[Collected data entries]
[start]

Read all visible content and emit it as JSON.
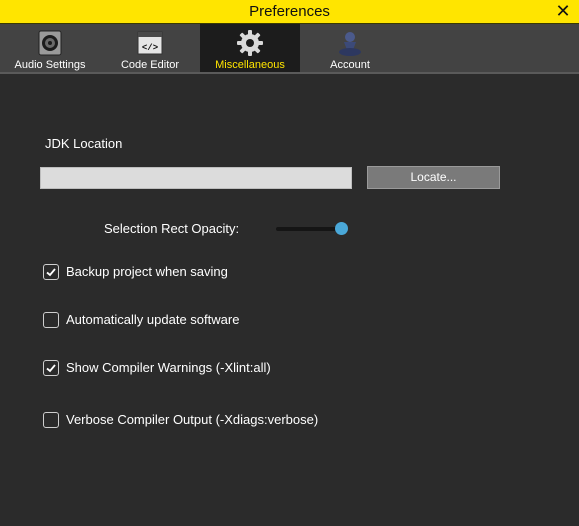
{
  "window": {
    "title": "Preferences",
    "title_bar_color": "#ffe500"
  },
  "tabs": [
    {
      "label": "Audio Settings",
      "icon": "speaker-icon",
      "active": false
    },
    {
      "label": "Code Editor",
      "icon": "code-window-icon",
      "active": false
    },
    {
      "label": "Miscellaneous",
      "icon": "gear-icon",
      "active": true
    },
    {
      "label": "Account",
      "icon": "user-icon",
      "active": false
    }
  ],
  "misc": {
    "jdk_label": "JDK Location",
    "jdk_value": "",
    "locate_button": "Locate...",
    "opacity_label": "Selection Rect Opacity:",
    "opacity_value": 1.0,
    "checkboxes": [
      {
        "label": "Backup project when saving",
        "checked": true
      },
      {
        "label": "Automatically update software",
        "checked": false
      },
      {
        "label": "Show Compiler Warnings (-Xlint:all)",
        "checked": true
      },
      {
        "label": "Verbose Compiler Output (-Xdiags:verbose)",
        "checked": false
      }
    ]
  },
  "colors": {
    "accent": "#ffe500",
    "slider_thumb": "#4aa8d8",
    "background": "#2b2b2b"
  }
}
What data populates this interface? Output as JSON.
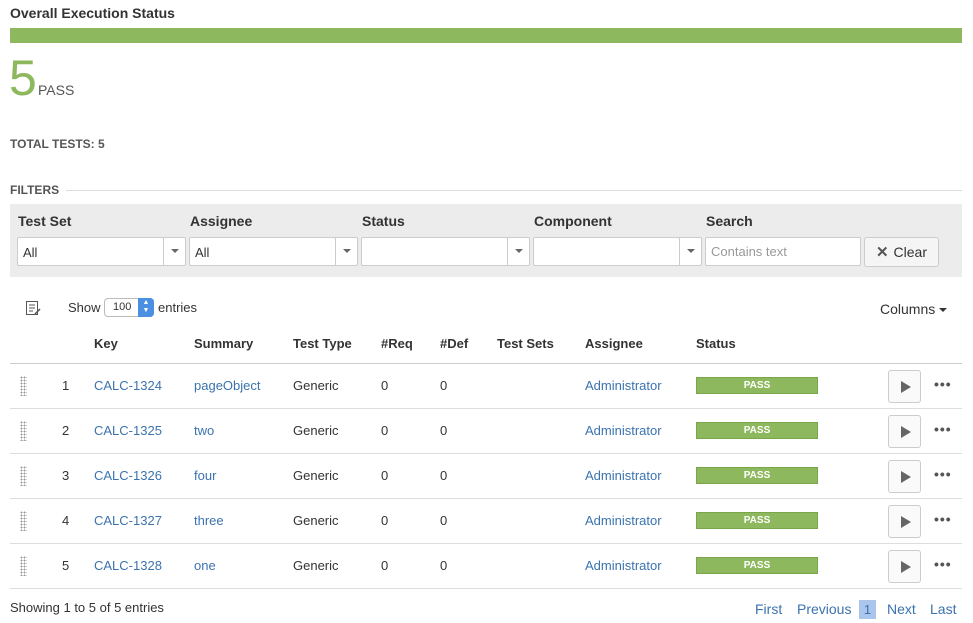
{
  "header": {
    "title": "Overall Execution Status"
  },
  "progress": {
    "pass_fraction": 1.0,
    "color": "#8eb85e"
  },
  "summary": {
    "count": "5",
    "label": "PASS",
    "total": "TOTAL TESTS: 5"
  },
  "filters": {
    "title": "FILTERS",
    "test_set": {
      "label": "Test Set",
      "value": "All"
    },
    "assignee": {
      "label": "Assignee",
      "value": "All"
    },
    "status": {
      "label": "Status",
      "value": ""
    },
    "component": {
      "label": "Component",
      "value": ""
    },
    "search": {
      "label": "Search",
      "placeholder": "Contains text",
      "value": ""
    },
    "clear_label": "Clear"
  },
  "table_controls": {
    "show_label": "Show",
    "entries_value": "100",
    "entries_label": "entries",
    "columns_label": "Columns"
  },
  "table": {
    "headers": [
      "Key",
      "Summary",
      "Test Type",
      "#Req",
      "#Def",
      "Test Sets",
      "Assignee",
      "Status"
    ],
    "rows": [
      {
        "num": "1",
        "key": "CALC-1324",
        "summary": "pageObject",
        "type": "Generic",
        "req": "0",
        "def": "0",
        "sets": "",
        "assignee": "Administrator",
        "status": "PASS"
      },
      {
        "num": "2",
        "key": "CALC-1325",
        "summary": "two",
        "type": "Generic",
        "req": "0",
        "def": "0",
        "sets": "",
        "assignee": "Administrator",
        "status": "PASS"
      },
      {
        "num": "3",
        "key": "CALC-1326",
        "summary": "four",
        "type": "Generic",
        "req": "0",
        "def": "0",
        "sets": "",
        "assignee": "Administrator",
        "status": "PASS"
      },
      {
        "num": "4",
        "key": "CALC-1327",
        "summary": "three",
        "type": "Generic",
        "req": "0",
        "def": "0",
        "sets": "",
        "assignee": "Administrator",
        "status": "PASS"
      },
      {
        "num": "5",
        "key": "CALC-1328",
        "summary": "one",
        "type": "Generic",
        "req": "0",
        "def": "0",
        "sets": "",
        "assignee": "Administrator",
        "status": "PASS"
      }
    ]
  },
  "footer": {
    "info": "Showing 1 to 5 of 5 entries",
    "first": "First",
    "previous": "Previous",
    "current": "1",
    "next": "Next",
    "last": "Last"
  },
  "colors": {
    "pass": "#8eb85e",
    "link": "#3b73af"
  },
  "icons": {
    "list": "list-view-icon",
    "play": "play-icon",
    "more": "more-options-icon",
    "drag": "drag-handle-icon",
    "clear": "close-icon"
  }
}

[end]

_Given request_.
Find the lines containing "JSON" and pull them out.

_Answer to this exercise_.
Read all visible content and emit it as JSON.
What data populates this interface? Output as JSON.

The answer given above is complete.